Task prompt - Print out every record exactly as it appears.

Supplied data -

>> begin

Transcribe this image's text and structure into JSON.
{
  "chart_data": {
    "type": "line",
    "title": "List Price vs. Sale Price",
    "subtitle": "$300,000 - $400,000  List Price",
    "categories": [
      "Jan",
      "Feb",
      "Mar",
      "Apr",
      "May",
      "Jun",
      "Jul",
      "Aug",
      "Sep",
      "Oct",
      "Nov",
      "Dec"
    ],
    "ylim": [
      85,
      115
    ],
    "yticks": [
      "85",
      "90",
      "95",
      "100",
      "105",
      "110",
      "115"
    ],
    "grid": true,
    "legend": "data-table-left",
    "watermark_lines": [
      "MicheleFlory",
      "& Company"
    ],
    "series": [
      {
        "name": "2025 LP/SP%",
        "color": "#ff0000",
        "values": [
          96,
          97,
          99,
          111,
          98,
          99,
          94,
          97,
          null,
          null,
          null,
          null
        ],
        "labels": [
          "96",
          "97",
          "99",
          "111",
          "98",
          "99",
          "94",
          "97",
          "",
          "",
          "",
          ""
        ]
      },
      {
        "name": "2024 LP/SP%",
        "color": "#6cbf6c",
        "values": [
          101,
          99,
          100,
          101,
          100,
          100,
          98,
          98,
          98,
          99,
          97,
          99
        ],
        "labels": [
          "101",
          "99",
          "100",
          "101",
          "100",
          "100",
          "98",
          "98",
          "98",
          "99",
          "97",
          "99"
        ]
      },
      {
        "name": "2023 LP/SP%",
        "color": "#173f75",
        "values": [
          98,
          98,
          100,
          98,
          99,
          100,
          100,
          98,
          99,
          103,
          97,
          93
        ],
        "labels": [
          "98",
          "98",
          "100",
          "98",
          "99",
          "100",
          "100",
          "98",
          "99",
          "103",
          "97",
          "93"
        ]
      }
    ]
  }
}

>> end

Response to this exercise -
Transcribe this image's text and structure into JSON.
{
  "chart_data": {
    "type": "line",
    "title": "List Price vs. Sale Price",
    "subtitle": "$300,000 - $400,000  List Price",
    "categories": [
      "Jan",
      "Feb",
      "Mar",
      "Apr",
      "May",
      "Jun",
      "Jul",
      "Aug",
      "Sep",
      "Oct",
      "Nov",
      "Dec"
    ],
    "ylim": [
      85,
      115
    ],
    "yticks": [
      "85",
      "90",
      "95",
      "100",
      "105",
      "110",
      "115"
    ],
    "grid": true,
    "legend": "data-table-left",
    "watermark_lines": [
      "MicheleFlory",
      "& Company"
    ],
    "series": [
      {
        "name": "2025 LP/SP%",
        "color": "#ff0000",
        "values": [
          96,
          97,
          99,
          111,
          98,
          99,
          94,
          97,
          null,
          null,
          null,
          null
        ],
        "labels": [
          "96",
          "97",
          "99",
          "111",
          "98",
          "99",
          "94",
          "97",
          "",
          "",
          "",
          ""
        ]
      },
      {
        "name": "2024 LP/SP%",
        "color": "#6cbf6c",
        "values": [
          101,
          99,
          100,
          101,
          100,
          100,
          98,
          98,
          98,
          99,
          97,
          99
        ],
        "labels": [
          "101",
          "99",
          "100",
          "101",
          "100",
          "100",
          "98",
          "98",
          "98",
          "99",
          "97",
          "99"
        ]
      },
      {
        "name": "2023 LP/SP%",
        "color": "#173f75",
        "values": [
          98,
          98,
          100,
          98,
          99,
          100,
          100,
          98,
          99,
          103,
          97,
          93
        ],
        "labels": [
          "98",
          "98",
          "100",
          "98",
          "99",
          "100",
          "100",
          "98",
          "99",
          "103",
          "97",
          "93"
        ]
      }
    ]
  }
}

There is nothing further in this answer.